Stored data:
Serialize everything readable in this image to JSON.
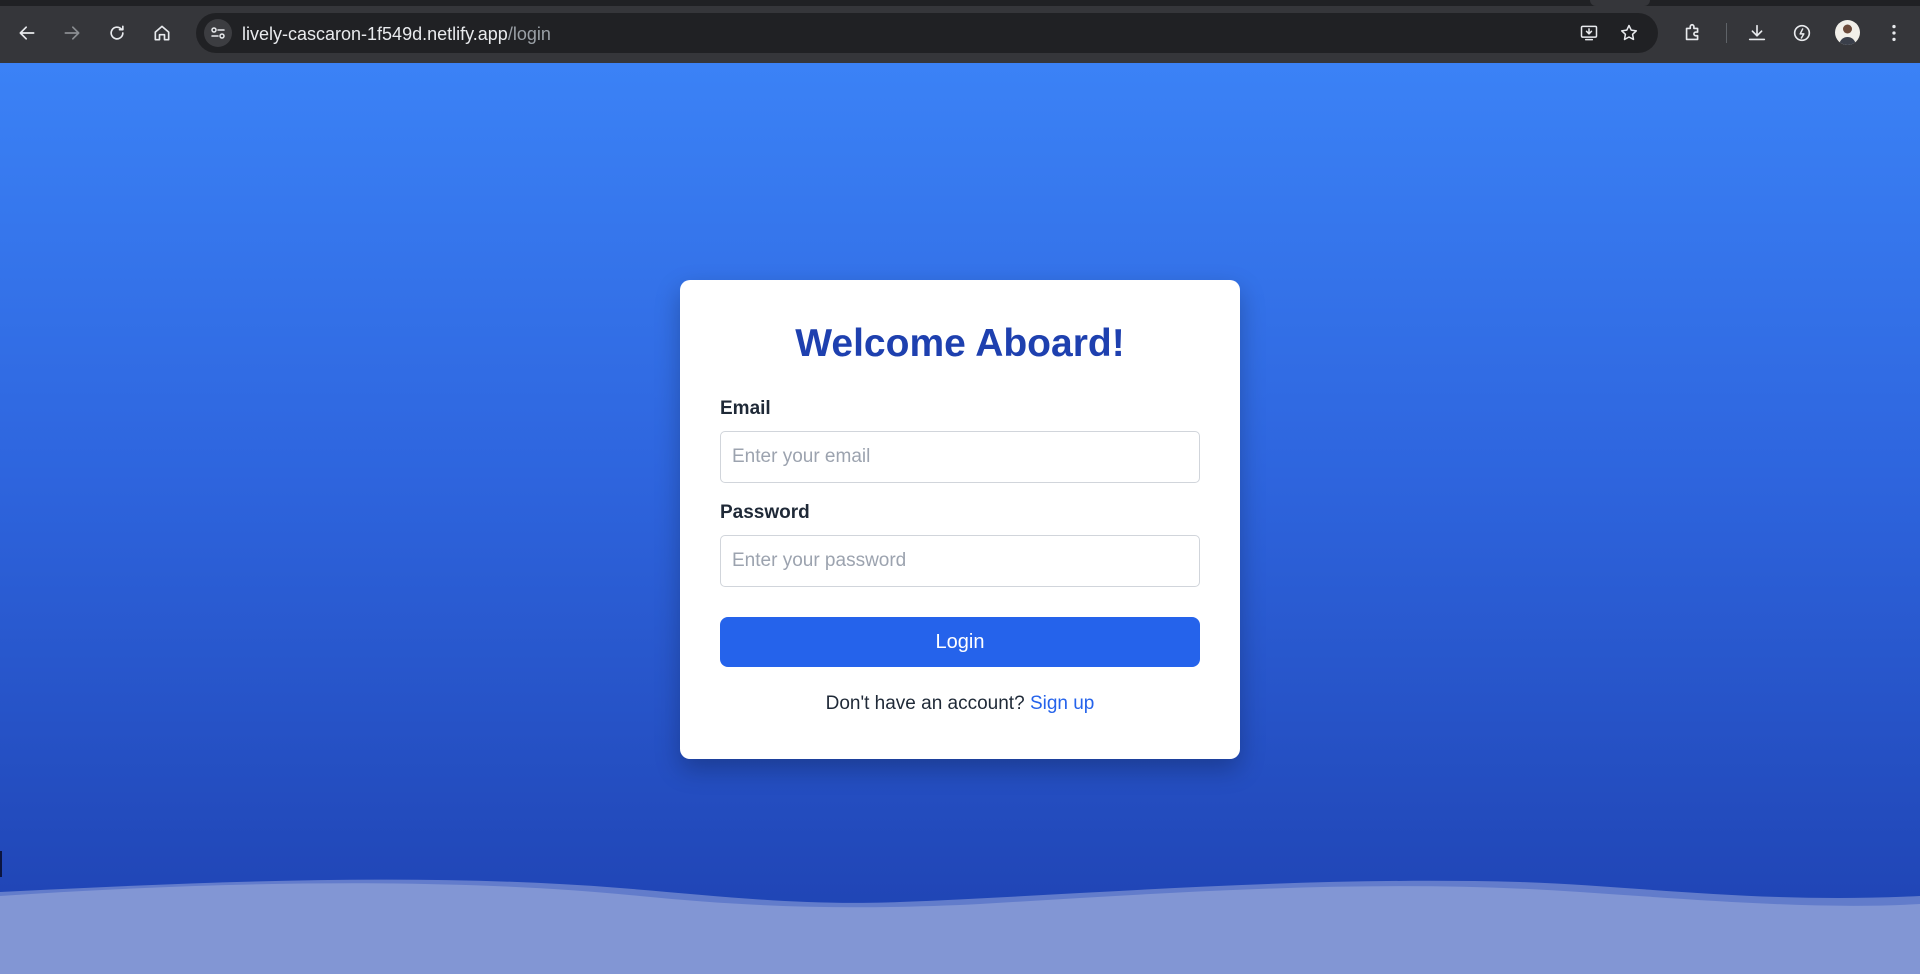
{
  "browser": {
    "url_host": "lively-cascaron-1f549d.netlify.app",
    "url_path": "/login",
    "icons": {
      "back": "back-arrow-icon",
      "forward": "forward-arrow-icon",
      "reload": "reload-icon",
      "home": "home-icon",
      "site_info": "site-info-icon",
      "install_app": "install-app-icon",
      "bookmark": "star-icon",
      "extensions": "puzzle-icon",
      "downloads": "download-icon",
      "performance": "speedometer-icon",
      "profile": "avatar",
      "menu": "kebab-menu-icon"
    }
  },
  "login": {
    "title": "Welcome Aboard!",
    "email_label": "Email",
    "email_placeholder": "Enter your email",
    "email_value": "",
    "password_label": "Password",
    "password_placeholder": "Enter your password",
    "password_value": "",
    "login_button": "Login",
    "signup_prompt": "Don't have an account?",
    "signup_link": "Sign up"
  },
  "colors": {
    "title": "#1e40af",
    "button": "#2563eb",
    "link": "#2563eb",
    "background_top": "#3b82f6",
    "background_bottom": "#1e40af",
    "wave": "#8296d4"
  }
}
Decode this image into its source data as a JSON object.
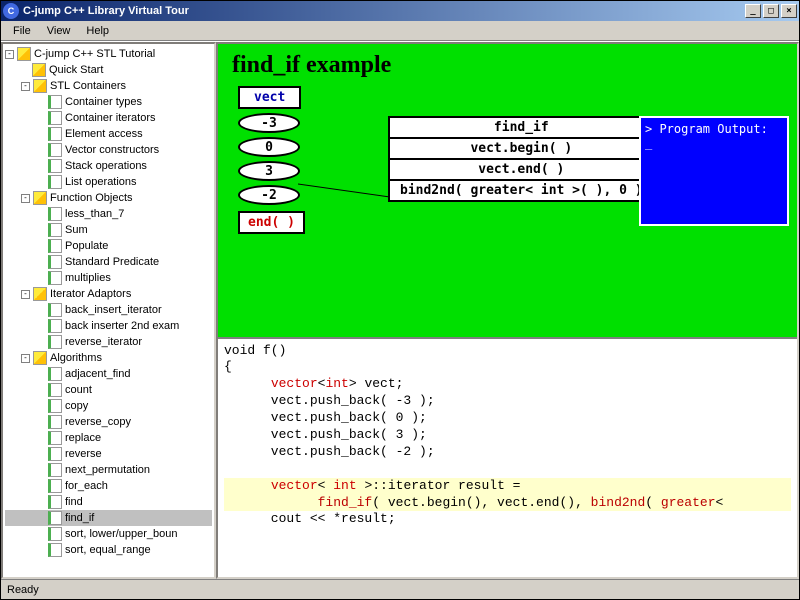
{
  "window": {
    "title": "C-jump C++ Library Virtual Tour"
  },
  "menu": {
    "file": "File",
    "view": "View",
    "help": "Help"
  },
  "tree": {
    "root": "C-jump C++ STL Tutorial",
    "items": [
      {
        "label": "Quick Start",
        "icon": "book",
        "indent": 1
      },
      {
        "label": "STL Containers",
        "icon": "book",
        "indent": 1,
        "exp": "-"
      },
      {
        "label": "Container types",
        "icon": "page",
        "indent": 2
      },
      {
        "label": "Container iterators",
        "icon": "page",
        "indent": 2
      },
      {
        "label": "Element access",
        "icon": "page",
        "indent": 2
      },
      {
        "label": "Vector constructors",
        "icon": "page",
        "indent": 2
      },
      {
        "label": "Stack operations",
        "icon": "page",
        "indent": 2
      },
      {
        "label": "List operations",
        "icon": "page",
        "indent": 2
      },
      {
        "label": "Function Objects",
        "icon": "book",
        "indent": 1,
        "exp": "-"
      },
      {
        "label": "less_than_7",
        "icon": "page",
        "indent": 2
      },
      {
        "label": "Sum",
        "icon": "page",
        "indent": 2
      },
      {
        "label": "Populate",
        "icon": "page",
        "indent": 2
      },
      {
        "label": "Standard Predicate",
        "icon": "page",
        "indent": 2
      },
      {
        "label": "multiplies",
        "icon": "page",
        "indent": 2
      },
      {
        "label": "Iterator Adaptors",
        "icon": "book",
        "indent": 1,
        "exp": "-"
      },
      {
        "label": "back_insert_iterator",
        "icon": "page",
        "indent": 2
      },
      {
        "label": "back inserter 2nd exam",
        "icon": "page",
        "indent": 2
      },
      {
        "label": "reverse_iterator",
        "icon": "page",
        "indent": 2
      },
      {
        "label": "Algorithms",
        "icon": "book",
        "indent": 1,
        "exp": "-"
      },
      {
        "label": "adjacent_find",
        "icon": "page",
        "indent": 2
      },
      {
        "label": "count",
        "icon": "page",
        "indent": 2
      },
      {
        "label": "copy",
        "icon": "page",
        "indent": 2
      },
      {
        "label": "reverse_copy",
        "icon": "page",
        "indent": 2
      },
      {
        "label": "replace",
        "icon": "page",
        "indent": 2
      },
      {
        "label": "reverse",
        "icon": "page",
        "indent": 2
      },
      {
        "label": "next_permutation",
        "icon": "page",
        "indent": 2
      },
      {
        "label": "for_each",
        "icon": "page",
        "indent": 2
      },
      {
        "label": "find",
        "icon": "page",
        "indent": 2
      },
      {
        "label": "find_if",
        "icon": "page",
        "indent": 2,
        "selected": true
      },
      {
        "label": "sort, lower/upper_boun",
        "icon": "page",
        "indent": 2
      },
      {
        "label": "sort, equal_range",
        "icon": "page",
        "indent": 2
      }
    ]
  },
  "diagram": {
    "title": "find_if example",
    "vect_label": "vect",
    "values": [
      "-3",
      "0",
      "3",
      "-2"
    ],
    "end_label": "end( )",
    "func": {
      "name": "find_if",
      "args": [
        "vect.begin( )",
        "vect.end( )",
        "bind2nd( greater< int >( ), 0 )"
      ]
    },
    "output_title": "> Program Output:",
    "output_cursor": "_"
  },
  "code": {
    "l1": "void f()",
    "l2": "{",
    "l3a": "      ",
    "l3b": "vector",
    "l3c": "<",
    "l3d": "int",
    "l3e": "> vect;",
    "l4": "      vect.push_back( -3 );",
    "l5": "      vect.push_back( 0 );",
    "l6": "      vect.push_back( 3 );",
    "l7": "      vect.push_back( -2 );",
    "blank": "",
    "h1a": "      ",
    "h1b": "vector",
    "h1c": "< ",
    "h1d": "int",
    "h1e": " >::iterator result =",
    "h2a": "            ",
    "h2b": "find_if",
    "h2c": "( vect.begin(), vect.end(), ",
    "h2d": "bind2nd",
    "h2e": "( ",
    "h2f": "greater",
    "h2g": "<",
    "l8": "      cout << *result;"
  },
  "status": {
    "text": "Ready"
  }
}
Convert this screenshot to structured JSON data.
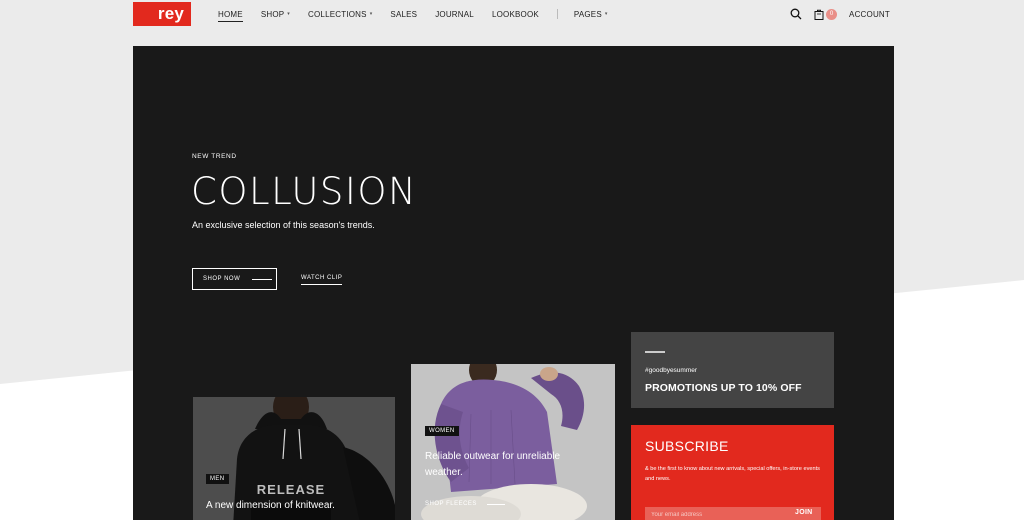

_Directions_
From the listing, copy each line containing the word "JSON".

_Result for this task_
Serialize everything readable in this image to JSON.
Decode this image into its source data as a JSON object.
Convert this screenshot to structured JSON data.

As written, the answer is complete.